> [Problem to solve] Tally all lines containing the word "million". Give the number alone.

> [The input]
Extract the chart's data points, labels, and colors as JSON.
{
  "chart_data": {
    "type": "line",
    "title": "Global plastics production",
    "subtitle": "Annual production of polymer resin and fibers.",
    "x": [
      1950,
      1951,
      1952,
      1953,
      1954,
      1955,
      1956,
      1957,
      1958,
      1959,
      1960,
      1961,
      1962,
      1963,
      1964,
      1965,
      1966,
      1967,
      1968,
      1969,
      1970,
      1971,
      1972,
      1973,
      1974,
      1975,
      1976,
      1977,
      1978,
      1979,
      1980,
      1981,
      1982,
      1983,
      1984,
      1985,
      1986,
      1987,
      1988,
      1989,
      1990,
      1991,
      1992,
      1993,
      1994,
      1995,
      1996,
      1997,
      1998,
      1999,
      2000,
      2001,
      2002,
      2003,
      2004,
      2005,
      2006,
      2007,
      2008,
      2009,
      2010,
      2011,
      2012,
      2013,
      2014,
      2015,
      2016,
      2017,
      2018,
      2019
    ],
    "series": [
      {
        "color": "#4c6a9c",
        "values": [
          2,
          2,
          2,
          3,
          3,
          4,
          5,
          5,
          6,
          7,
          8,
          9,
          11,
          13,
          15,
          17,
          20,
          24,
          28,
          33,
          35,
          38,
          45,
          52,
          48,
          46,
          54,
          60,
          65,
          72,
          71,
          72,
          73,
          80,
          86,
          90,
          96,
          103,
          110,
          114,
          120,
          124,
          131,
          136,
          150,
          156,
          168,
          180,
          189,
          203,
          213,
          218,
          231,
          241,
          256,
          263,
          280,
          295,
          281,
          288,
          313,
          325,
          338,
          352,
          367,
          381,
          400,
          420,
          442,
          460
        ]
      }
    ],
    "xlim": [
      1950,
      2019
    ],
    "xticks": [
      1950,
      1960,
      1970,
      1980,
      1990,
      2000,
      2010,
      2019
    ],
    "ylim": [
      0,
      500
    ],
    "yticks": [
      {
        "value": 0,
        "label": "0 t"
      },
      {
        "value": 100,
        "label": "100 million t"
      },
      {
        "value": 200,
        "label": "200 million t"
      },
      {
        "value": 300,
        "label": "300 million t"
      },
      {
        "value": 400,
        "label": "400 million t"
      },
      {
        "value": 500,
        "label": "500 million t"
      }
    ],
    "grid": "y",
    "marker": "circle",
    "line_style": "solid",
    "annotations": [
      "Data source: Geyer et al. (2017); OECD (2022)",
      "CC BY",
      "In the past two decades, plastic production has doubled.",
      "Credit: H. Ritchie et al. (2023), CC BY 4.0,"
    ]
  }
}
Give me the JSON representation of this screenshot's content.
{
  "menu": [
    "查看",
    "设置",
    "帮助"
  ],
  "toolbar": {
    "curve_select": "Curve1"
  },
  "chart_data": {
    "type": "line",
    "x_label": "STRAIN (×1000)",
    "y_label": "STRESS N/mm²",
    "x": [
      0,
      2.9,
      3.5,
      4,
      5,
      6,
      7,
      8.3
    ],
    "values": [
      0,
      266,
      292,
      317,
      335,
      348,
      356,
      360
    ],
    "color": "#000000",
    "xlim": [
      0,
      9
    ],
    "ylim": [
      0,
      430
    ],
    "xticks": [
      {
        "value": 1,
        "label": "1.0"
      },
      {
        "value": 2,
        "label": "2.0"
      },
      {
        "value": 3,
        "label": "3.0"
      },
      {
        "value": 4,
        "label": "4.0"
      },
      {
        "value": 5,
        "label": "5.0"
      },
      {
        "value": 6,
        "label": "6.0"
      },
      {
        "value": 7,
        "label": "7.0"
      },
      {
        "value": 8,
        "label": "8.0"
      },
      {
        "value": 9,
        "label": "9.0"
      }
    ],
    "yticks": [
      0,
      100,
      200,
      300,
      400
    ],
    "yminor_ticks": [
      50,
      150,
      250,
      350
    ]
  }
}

> [Problem solution] 5